§ Data for this task
════════════════════

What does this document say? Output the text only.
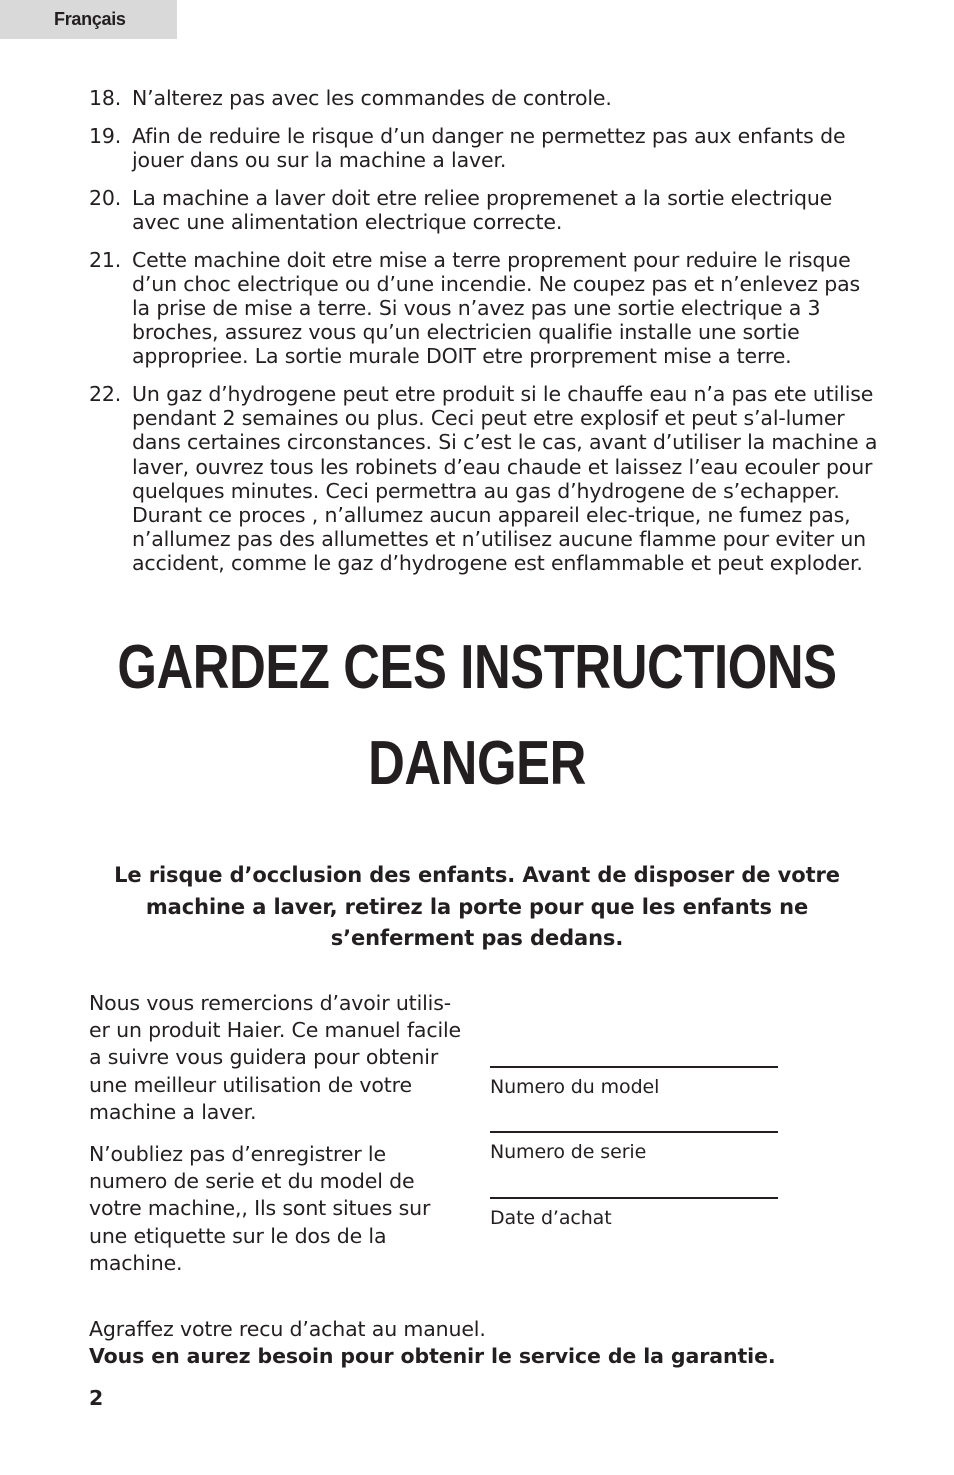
Français
18. N’alterez pas avec les commandes de controle.
19. Afin de reduire le risque d’un danger ne permettez pas aux enfants de jouer dans ou sur la machine a laver.
20. La machine a laver doit etre reliee propremenet a la sortie electrique avec une alimentation electrique correcte.
21. Cette machine doit etre mise a terre proprement pour reduire le risque d’un choc electrique ou d’une incendie. Ne coupez pas et n’enlevez pas la prise de mise a terre. Si vous n’avez pas une sortie electrique a 3 broches, assurez vous qu’un electricien qualifie installe une sortie appropriee. La sortie murale DOIT etre prorprement mise a terre.
22. Un gaz d’hydrogene peut etre produit si le chauffe eau n’a pas ete utilise pendant 2 semaines ou plus. Ceci peut etre explosif et peut s’al-lumer dans certaines circonstances. Si c’est le cas, avant d’utiliser la machine a laver, ouvrez tous les robinets d’eau chaude et laissez l’eau ecouler pour quelques minutes. Ceci permettra au gas d’hydrogene de s’echapper. Durant ce proces , n’allumez aucun appareil elec-trique, ne fumez pas, n’allumez pas des allumettes et n’utilisez aucune flamme pour eviter un accident, comme le gaz d’hydrogene est enflammable et peut exploder.
GARDEZ CES INSTRUCTIONS
DANGER
Le risque d’occlusion des enfants. Avant de disposer de votre machine a laver, retirez la porte pour que les enfants ne s’enferment pas dedans.

Nous vous remercions d’avoir utilis-er un produit Haier. Ce manuel facile a suivre vous guidera pour obtenir une meilleur utilisation de votre machine a laver.

N’oubliez pas d’enregistrer le numero de serie et du model de votre machine,, Ils sont situes sur une etiquette sur le dos de la machine.

Numero du model
Numero de serie
Date d’achat
Agraffez votre recu d’achat au manuel.
Vous en aurez besoin pour obtenir le service de la garantie.
2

════════════════════

§ Objective
Copy all of the entries verbatim, leaving out any pictures they contain.

§ Solved problem
What does this document say? Output the text only.
Français
18. N’alterez pas avec les commandes de controle.
19. Afin de reduire le risque d’un danger ne permettez pas aux enfants de jouer dans ou sur la machine a laver.
20. La machine a laver doit etre reliee propremenet a la sortie electrique avec une alimentation electrique correcte.
21. Cette machine doit etre mise a terre proprement pour reduire le risque d’un choc electrique ou d’une incendie. Ne coupez pas et n’enlevez pas la prise de mise a terre. Si vous n’avez pas une sortie electrique a 3 broches, assurez vous qu’un electricien qualifie installe une sortie appropriee. La sortie murale DOIT etre prorprement mise a terre.
22. Un gaz d’hydrogene peut etre produit si le chauffe eau n’a pas ete utilise pendant 2 semaines ou plus. Ceci peut etre explosif et peut s’al-lumer dans certaines circonstances. Si c’est le cas, avant d’utiliser la machine a laver, ouvrez tous les robinets d’eau chaude et laissez l’eau ecouler pour quelques minutes. Ceci permettra au gas d’hydrogene de s’echapper. Durant ce proces , n’allumez aucun appareil elec-trique, ne fumez pas, n’allumez pas des allumettes et n’utilisez aucune flamme pour eviter un accident, comme le gaz d’hydrogene est enflammable et peut exploder.
GARDEZ CES INSTRUCTIONS
DANGER
Le risque d’occlusion des enfants. Avant de disposer de votre machine a laver, retirez la porte pour que les enfants ne s’enferment pas dedans.

Nous vous remercions d’avoir utilis-er un produit Haier. Ce manuel facile a suivre vous guidera pour obtenir une meilleur utilisation de votre machine a laver.

N’oubliez pas d’enregistrer le numero de serie et du model de votre machine,, Ils sont situes sur une etiquette sur le dos de la machine.

Numero du model
Numero de serie
Date d’achat
Agraffez votre recu d’achat au manuel.
Vous en aurez besoin pour obtenir le service de la garantie.
2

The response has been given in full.